> **Task statement**: Format the lines from the start of the listing through the line holding "star-doodle [133,327,179,370]", inclusive, as a numbered list, leaving out any blank lines.

** START OF Listing **

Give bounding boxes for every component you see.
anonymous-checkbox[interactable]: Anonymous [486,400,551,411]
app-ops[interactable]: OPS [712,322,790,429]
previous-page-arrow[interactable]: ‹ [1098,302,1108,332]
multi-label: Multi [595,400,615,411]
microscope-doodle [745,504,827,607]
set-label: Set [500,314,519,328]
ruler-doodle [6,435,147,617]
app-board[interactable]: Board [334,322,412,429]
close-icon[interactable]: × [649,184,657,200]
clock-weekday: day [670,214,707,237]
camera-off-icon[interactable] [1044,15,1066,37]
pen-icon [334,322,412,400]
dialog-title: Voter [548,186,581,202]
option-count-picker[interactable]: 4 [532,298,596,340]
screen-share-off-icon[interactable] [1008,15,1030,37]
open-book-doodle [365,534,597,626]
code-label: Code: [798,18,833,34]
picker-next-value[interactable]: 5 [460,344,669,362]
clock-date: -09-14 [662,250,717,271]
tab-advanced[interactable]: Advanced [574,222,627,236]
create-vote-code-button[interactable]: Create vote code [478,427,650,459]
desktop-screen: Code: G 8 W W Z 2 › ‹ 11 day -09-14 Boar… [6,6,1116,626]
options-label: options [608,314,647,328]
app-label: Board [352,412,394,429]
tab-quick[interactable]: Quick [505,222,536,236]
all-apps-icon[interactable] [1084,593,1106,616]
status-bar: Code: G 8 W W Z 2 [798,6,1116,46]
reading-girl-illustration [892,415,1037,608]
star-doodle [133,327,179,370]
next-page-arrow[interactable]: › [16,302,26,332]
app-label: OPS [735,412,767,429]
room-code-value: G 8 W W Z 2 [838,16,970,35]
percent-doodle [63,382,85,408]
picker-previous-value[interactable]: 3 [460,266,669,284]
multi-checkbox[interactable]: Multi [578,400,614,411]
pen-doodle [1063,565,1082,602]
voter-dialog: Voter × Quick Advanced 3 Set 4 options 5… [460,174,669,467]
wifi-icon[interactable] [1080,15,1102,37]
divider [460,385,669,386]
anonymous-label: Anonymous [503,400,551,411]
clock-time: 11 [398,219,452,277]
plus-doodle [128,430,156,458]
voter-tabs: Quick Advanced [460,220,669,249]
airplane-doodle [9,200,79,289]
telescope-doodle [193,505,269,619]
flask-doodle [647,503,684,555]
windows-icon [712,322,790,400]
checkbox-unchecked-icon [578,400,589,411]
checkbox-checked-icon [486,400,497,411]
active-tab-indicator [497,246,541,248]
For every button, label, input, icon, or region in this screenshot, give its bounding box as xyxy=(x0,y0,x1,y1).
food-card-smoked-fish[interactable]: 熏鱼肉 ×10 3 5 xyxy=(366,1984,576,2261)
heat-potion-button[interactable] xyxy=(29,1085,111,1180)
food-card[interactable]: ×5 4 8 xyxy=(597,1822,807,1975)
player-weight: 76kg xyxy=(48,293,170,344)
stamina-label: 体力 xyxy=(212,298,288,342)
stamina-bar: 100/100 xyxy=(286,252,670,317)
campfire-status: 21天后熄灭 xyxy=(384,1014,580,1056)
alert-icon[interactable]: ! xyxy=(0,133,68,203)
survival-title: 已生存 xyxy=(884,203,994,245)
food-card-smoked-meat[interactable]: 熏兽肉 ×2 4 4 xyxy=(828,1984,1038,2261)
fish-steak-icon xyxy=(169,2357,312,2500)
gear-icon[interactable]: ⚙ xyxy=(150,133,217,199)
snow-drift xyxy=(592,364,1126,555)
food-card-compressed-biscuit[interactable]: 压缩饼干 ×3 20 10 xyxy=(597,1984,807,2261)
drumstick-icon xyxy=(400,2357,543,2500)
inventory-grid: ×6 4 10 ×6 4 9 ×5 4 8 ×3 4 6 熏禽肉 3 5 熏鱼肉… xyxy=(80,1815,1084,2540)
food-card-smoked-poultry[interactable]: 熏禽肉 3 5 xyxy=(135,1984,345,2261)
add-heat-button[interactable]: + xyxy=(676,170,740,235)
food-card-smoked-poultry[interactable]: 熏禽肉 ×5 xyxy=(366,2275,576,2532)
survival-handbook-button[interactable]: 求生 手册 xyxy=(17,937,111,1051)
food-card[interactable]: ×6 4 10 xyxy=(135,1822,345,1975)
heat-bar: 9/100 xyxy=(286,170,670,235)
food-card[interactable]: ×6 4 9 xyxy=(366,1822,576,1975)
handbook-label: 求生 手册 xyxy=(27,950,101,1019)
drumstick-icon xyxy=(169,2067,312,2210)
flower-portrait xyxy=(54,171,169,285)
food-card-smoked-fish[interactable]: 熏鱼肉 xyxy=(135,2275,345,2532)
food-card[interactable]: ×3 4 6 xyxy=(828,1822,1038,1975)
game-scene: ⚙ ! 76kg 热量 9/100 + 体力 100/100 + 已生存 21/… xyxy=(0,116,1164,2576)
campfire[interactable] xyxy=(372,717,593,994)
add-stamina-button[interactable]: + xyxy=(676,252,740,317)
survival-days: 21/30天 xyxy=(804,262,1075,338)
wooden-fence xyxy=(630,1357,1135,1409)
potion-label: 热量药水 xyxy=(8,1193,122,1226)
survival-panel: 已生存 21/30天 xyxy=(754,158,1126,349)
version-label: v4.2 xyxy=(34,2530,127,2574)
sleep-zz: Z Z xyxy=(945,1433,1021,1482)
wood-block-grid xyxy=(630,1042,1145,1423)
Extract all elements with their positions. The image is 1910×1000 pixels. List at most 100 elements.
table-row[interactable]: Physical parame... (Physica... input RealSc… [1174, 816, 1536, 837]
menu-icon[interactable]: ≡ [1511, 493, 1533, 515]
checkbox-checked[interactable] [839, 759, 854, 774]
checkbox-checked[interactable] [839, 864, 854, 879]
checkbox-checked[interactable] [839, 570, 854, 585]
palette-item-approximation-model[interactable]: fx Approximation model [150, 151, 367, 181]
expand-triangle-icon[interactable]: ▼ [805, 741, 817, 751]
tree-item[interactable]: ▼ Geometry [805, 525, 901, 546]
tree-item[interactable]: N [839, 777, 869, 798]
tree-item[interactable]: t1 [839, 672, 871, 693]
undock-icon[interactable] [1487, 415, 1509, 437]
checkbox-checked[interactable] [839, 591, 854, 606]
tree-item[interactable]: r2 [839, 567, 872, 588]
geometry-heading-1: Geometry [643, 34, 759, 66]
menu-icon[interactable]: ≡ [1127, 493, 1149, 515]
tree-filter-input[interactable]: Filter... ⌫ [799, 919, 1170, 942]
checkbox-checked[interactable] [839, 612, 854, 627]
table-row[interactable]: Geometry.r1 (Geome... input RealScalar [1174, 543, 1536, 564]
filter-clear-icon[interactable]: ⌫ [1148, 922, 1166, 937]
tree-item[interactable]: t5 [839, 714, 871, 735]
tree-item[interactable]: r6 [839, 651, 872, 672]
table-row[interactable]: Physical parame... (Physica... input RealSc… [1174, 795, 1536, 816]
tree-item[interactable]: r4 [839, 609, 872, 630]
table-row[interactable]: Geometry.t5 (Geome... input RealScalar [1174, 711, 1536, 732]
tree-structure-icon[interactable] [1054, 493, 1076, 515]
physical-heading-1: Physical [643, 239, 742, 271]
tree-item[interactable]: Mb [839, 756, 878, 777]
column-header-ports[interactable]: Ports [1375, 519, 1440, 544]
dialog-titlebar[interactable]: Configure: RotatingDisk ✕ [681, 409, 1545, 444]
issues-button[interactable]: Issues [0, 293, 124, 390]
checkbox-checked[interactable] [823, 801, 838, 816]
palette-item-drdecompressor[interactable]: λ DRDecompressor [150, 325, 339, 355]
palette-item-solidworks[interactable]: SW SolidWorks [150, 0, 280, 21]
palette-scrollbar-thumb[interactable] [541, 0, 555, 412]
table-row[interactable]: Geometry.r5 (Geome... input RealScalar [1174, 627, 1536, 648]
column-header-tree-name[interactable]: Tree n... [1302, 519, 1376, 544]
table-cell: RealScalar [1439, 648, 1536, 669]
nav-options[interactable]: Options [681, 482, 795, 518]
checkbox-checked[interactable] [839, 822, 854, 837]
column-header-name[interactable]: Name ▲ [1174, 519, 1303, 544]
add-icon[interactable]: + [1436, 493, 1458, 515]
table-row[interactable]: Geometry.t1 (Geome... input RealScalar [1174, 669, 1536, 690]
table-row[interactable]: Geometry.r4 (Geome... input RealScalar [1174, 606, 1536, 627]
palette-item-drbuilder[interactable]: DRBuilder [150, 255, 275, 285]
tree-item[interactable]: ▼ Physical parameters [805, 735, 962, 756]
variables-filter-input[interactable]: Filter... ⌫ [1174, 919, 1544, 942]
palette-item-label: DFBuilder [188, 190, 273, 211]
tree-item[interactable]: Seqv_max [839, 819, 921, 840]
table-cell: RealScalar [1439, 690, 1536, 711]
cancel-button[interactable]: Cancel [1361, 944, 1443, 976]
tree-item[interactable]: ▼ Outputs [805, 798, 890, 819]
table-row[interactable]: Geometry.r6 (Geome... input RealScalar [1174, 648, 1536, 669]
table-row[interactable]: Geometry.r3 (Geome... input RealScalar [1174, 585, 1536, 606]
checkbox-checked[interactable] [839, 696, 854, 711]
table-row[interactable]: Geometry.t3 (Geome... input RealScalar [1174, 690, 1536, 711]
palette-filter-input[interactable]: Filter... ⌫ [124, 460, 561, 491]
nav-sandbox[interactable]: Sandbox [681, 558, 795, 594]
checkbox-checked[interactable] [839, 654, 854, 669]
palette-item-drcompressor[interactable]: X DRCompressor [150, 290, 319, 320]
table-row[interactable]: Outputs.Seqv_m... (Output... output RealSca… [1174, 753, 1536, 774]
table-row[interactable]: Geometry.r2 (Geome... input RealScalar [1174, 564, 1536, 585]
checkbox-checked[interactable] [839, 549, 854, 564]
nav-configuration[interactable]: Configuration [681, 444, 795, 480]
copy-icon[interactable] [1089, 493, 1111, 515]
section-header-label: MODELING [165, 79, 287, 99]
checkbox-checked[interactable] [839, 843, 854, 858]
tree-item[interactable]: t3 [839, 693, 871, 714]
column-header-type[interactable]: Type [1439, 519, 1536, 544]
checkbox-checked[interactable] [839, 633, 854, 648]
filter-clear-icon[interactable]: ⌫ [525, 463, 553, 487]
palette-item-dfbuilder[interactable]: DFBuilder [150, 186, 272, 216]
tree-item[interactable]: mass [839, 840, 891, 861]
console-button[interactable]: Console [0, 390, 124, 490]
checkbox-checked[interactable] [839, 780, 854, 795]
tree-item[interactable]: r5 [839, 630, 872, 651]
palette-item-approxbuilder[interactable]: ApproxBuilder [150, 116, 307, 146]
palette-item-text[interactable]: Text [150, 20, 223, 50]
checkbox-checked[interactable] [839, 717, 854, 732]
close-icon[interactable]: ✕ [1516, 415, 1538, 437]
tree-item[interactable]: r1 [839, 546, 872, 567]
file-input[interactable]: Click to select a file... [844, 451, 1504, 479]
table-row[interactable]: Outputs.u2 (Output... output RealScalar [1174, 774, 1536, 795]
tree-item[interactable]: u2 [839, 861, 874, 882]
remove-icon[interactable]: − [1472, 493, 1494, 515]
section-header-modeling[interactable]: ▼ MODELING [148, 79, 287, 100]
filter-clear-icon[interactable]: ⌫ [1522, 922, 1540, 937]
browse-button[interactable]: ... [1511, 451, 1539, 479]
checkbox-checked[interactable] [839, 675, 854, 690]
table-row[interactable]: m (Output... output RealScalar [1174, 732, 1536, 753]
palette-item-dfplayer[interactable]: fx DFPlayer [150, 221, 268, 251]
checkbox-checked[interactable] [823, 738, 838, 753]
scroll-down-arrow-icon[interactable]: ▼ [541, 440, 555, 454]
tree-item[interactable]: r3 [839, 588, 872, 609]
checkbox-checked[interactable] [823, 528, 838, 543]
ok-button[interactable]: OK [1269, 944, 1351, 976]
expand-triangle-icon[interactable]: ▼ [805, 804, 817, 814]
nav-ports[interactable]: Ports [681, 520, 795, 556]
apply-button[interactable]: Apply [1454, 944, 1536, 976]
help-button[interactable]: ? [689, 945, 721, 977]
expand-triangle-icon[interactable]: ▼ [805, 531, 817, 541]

** END OF Listing **

> **Output of the task**:
1. Give bounding boxes for every component you see.
2. anonymous-checkbox[interactable]: Anonymous [486,400,551,411]
3. app-ops[interactable]: OPS [712,322,790,429]
4. previous-page-arrow[interactable]: ‹ [1098,302,1108,332]
5. multi-label: Multi [595,400,615,411]
6. microscope-doodle [745,504,827,607]
7. set-label: Set [500,314,519,328]
8. ruler-doodle [6,435,147,617]
9. app-board[interactable]: Board [334,322,412,429]
10. close-icon[interactable]: × [649,184,657,200]
11. clock-weekday: day [670,214,707,237]
12. camera-off-icon[interactable] [1044,15,1066,37]
13. pen-icon [334,322,412,400]
14. dialog-title: Voter [548,186,581,202]
15. option-count-picker[interactable]: 4 [532,298,596,340]
16. screen-share-off-icon[interactable] [1008,15,1030,37]
17. open-book-doodle [365,534,597,626]
18. code-label: Code: [798,18,833,34]
19. picker-next-value[interactable]: 5 [460,344,669,362]
20. clock-date: -09-14 [662,250,717,271]
21. tab-advanced[interactable]: Advanced [574,222,627,236]
22. create-vote-code-button[interactable]: Create vote code [478,427,650,459]
23. desktop-screen: Code: G 8 W W Z 2 › ‹ 11 day -09-14 Boar… [6,6,1116,626]
24. options-label: options [608,314,647,328]
25. app-label: Board [352,412,394,429]
26. tab-quick[interactable]: Quick [505,222,536,236]
27. all-apps-icon[interactable] [1084,593,1106,616]
28. status-bar: Code: G 8 W W Z 2 [798,6,1116,46]
29. reading-girl-illustration [892,415,1037,608]
30. star-doodle [133,327,179,370]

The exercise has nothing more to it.